— Begin RECORDS FOR THE EXERCISE —
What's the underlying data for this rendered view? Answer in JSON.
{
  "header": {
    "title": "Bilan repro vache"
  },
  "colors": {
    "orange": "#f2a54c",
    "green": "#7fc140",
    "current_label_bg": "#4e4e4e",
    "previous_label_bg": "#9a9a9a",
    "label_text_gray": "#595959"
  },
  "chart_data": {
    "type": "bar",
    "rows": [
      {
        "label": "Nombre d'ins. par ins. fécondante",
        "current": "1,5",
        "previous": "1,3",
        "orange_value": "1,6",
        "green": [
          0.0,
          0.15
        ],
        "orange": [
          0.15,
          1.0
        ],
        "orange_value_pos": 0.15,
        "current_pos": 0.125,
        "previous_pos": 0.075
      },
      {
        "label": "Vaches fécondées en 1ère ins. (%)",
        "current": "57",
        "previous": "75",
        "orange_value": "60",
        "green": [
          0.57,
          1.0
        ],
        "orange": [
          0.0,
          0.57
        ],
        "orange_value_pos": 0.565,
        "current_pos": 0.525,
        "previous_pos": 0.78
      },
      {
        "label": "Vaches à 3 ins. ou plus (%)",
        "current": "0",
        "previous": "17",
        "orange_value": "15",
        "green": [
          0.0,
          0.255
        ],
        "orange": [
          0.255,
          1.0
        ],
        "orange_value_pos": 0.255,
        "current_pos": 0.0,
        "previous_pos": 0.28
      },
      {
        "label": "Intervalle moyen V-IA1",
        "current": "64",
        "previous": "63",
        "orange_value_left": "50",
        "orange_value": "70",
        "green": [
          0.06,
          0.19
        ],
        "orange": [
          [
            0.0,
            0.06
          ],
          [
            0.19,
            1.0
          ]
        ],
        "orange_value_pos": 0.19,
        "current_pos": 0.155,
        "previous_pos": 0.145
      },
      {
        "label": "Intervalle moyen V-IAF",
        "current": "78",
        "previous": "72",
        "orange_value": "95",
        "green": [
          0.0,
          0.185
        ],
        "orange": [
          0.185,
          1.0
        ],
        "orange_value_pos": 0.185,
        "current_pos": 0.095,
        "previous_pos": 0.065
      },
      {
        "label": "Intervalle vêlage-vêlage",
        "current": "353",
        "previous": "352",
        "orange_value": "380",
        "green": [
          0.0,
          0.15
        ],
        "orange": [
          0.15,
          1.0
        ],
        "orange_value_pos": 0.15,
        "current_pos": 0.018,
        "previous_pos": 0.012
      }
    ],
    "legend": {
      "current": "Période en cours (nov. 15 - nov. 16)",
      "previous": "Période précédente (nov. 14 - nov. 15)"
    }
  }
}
— End RECORDS FOR THE EXERCISE —
* YOUR OBJECTIVE: Copy all lines from the material that contain "moyen".

* REPLY TO THE EXERCISE:
        "label": "Intervalle moyen V-IA1",
        "label": "Intervalle moyen V-IAF",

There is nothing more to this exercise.